OBJECTIVE ▸
Please format the data below as a JSON list of strings, with one string per line and any blank lines left out.
· · · ·
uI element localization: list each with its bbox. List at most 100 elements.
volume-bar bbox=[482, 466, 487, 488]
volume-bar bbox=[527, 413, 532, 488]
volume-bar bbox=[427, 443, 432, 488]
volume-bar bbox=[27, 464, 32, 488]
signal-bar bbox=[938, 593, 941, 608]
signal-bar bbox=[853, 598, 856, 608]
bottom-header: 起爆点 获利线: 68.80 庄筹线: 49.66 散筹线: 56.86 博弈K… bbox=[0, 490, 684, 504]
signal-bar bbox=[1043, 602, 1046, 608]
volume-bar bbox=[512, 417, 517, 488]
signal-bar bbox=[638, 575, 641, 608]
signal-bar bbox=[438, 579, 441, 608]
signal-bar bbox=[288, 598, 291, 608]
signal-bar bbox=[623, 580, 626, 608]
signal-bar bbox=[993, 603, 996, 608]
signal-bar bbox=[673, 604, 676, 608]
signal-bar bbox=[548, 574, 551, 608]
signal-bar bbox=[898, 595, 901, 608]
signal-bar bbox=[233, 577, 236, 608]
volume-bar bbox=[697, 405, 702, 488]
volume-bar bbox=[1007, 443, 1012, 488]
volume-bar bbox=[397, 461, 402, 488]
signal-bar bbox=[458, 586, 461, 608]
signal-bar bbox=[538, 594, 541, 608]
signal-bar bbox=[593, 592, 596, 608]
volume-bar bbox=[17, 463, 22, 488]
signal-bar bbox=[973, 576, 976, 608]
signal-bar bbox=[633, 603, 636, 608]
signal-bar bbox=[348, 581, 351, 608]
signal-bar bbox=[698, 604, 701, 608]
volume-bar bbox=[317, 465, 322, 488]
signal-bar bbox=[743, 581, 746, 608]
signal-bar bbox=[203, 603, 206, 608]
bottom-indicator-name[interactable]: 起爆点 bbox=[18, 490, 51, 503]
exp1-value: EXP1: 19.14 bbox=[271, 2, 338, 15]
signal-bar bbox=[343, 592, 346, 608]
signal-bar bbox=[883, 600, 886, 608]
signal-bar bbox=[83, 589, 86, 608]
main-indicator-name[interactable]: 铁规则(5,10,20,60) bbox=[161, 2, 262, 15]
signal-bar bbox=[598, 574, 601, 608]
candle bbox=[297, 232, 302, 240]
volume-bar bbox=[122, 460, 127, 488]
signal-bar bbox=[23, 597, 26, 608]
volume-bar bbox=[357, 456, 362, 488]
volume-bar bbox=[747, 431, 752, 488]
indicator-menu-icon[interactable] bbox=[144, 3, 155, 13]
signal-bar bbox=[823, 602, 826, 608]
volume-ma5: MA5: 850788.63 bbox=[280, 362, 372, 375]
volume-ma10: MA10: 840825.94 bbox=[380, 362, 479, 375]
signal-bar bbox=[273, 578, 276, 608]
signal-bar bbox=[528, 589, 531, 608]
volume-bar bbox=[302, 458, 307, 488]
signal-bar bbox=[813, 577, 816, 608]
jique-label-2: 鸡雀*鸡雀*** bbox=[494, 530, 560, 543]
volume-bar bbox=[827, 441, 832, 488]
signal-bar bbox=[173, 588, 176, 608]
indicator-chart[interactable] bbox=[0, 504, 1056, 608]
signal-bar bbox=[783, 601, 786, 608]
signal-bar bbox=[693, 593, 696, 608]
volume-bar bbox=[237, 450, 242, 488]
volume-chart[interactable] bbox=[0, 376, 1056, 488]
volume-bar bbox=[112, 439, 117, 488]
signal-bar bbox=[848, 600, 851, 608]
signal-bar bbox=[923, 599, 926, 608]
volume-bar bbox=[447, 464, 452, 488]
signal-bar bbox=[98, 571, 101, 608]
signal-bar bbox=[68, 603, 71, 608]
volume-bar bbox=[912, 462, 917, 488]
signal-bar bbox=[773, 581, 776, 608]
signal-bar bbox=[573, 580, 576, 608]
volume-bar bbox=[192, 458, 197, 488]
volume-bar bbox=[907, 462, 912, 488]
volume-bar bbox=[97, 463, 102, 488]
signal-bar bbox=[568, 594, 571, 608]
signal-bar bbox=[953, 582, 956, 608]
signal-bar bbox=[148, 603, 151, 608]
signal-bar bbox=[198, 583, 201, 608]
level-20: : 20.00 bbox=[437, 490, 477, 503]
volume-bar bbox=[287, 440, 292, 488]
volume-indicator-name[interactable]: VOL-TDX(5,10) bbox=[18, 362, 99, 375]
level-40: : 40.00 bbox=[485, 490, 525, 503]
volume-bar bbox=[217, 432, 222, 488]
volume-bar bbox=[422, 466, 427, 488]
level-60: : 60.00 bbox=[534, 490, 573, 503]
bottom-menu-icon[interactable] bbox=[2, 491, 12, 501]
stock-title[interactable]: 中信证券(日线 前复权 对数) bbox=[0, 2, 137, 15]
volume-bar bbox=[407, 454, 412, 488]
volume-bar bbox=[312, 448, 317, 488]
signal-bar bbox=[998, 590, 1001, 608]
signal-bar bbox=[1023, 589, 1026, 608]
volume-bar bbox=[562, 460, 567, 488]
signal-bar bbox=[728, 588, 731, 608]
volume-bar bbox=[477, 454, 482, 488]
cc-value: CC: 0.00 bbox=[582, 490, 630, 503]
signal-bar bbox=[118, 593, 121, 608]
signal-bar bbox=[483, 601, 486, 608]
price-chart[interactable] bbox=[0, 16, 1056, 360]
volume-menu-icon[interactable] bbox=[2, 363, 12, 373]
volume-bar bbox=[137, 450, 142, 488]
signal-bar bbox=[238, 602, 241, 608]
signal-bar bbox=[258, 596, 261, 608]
· · · ·
EXERCISE OUTPUT ▸
[
  "uI element localization: list each with its bbox. List at most 100 elements.",
  "volume-bar bbox=[482, 466, 487, 488]",
  "volume-bar bbox=[527, 413, 532, 488]",
  "volume-bar bbox=[427, 443, 432, 488]",
  "volume-bar bbox=[27, 464, 32, 488]",
  "signal-bar bbox=[938, 593, 941, 608]",
  "signal-bar bbox=[853, 598, 856, 608]",
  "bottom-header: 起爆点 获利线: 68.80 庄筹线: 49.66 散筹线: 56.86 博弈K… bbox=[0, 490, 684, 504]",
  "signal-bar bbox=[1043, 602, 1046, 608]",
  "volume-bar bbox=[512, 417, 517, 488]",
  "signal-bar bbox=[638, 575, 641, 608]",
  "signal-bar bbox=[438, 579, 441, 608]",
  "signal-bar bbox=[288, 598, 291, 608]",
  "signal-bar bbox=[623, 580, 626, 608]",
  "signal-bar bbox=[993, 603, 996, 608]",
  "signal-bar bbox=[673, 604, 676, 608]",
  "signal-bar bbox=[548, 574, 551, 608]",
  "signal-bar bbox=[898, 595, 901, 608]",
  "signal-bar bbox=[233, 577, 236, 608]",
  "volume-bar bbox=[697, 405, 702, 488]",
  "volume-bar bbox=[1007, 443, 1012, 488]",
  "volume-bar bbox=[397, 461, 402, 488]",
  "signal-bar bbox=[458, 586, 461, 608]",
  "signal-bar bbox=[538, 594, 541, 608]",
  "signal-bar bbox=[593, 592, 596, 608]",
  "volume-bar bbox=[17, 463, 22, 488]",
  "signal-bar bbox=[973, 576, 976, 608]",
  "signal-bar bbox=[633, 603, 636, 608]",
  "signal-bar bbox=[348, 581, 351, 608]",
  "signal-bar bbox=[698, 604, 701, 608]",
  "volume-bar bbox=[317, 465, 322, 488]",
  "signal-bar bbox=[743, 581, 746, 608]",
  "signal-bar bbox=[203, 603, 206, 608]",
  "bottom-indicator-name[interactable]: 起爆点 bbox=[18, 490, 51, 503]",
  "exp1-value: EXP1: 19.14 bbox=[271, 2, 338, 15]",
  "signal-bar bbox=[343, 592, 346, 608]",
  "signal-bar bbox=[883, 600, 886, 608]",
  "signal-bar bbox=[83, 589, 86, 608]",
  "main-indicator-name[interactable]: 铁规则(5,10,20,60) bbox=[161, 2, 262, 15]",
  "signal-bar bbox=[598, 574, 601, 608]",
  "candle bbox=[297, 232, 302, 240]",
  "volume-bar bbox=[122, 460, 127, 488]",
  "signal-bar bbox=[23, 597, 26, 608]",
  "volume-bar bbox=[357, 456, 362, 488]",
  "volume-bar bbox=[747, 431, 752, 488]",
  "indicator-menu-icon[interactable] bbox=[144, 3, 155, 13]",
  "signal-bar bbox=[823, 602, 826, 608]",
  "volume-ma5: MA5: 850788.63 bbox=[280, 362, 372, 375]",
  "volume-ma10: MA10: 840825.94 bbox=[380, 362, 479, 375]",
  "signal-bar bbox=[273, 578, 276, 608]",
  "signal-bar bbox=[528, 589, 531, 608]",
  "volume-bar bbox=[302, 458, 307, 488]",
  "signal-bar bbox=[813, 577, 816, 608]",
  "jique-label-2: 鸡雀*鸡雀*** bbox=[494, 530, 560, 543]",
  "volume-bar bbox=[827, 441, 832, 488]",
  "signal-bar bbox=[173, 588, 176, 608]",
  "indicator-chart[interactable] bbox=[0, 504, 1056, 608]",
  "signal-bar bbox=[783, 601, 786, 608]",
  "signal-bar bbox=[693, 593, 696, 608]",
  "volume-bar bbox=[237, 450, 242, 488]",
  "volume-chart[interactable] bbox=[0, 376, 1056, 488]",
  "volume-bar bbox=[112, 439, 117, 488]",
  "signal-bar bbox=[848, 600, 851, 608]",
  "signal-bar bbox=[923, 599, 926, 608]",
  "volume-bar bbox=[447, 464, 452, 488]",
  "signal-bar bbox=[98, 571, 101, 608]",
  "signal-bar bbox=[68, 603, 71, 608]",
  "volume-bar bbox=[912, 462, 917, 488]",
  "signal-bar bbox=[773, 581, 776, 608]",
  "signal-bar bbox=[573, 580, 576, 608]",
  "volume-bar bbox=[192, 458, 197, 488]",
  "volume-bar bbox=[907, 462, 912, 488]",
  "volume-bar bbox=[97, 463, 102, 488]",
  "signal-bar bbox=[568, 594, 571, 608]",
  "signal-bar bbox=[953, 582, 956, 608]",
  "signal-bar bbox=[148, 603, 151, 608]",
  "signal-bar bbox=[198, 583, 201, 608]",
  "level-20: : 20.00 bbox=[437, 490, 477, 503]",
  "volume-bar bbox=[287, 440, 292, 488]",
  "volume-indicator-name[interactable]: VOL-TDX(5,10) bbox=[18, 362, 99, 375]",
  "level-40: : 40.00 bbox=[485, 490, 525, 503]",
  "volume-bar bbox=[217, 432, 222, 488]",
  "volume-bar bbox=[422, 466, 427, 488]",
  "level-60: : 60.00 bbox=[534, 490, 573, 503]",
  "bottom-menu-icon[interactable] bbox=[2, 491, 12, 501]",
  "stock-title[interactable]: 中信证券(日线 前复权 对数) bbox=[0, 2, 137, 15]",
  "volume-bar bbox=[407, 454, 412, 488]",
  "volume-bar bbox=[312, 448, 317, 488]",
  "signal-bar bbox=[998, 590, 1001, 608]",
  "signal-bar bbox=[1023, 589, 1026, 608]",
  "volume-bar bbox=[562, 460, 567, 488]",
  "signal-bar bbox=[728, 588, 731, 608]",
  "volume-bar bbox=[477, 454, 482, 488]",
  "cc-value: CC: 0.00 bbox=[582, 490, 630, 503]",
  "signal-bar bbox=[118, 593, 121, 608]",
  "signal-bar bbox=[483, 601, 486, 608]",
  "price-chart[interactable] bbox=[0, 16, 1056, 360]",
  "volume-menu-icon[interactable] bbox=[2, 363, 12, 373]",
  "volume-bar bbox=[137, 450, 142, 488]",
  "signal-bar bbox=[238, 602, 241, 608]",
  "signal-bar bbox=[258, 596, 261, 608]"
]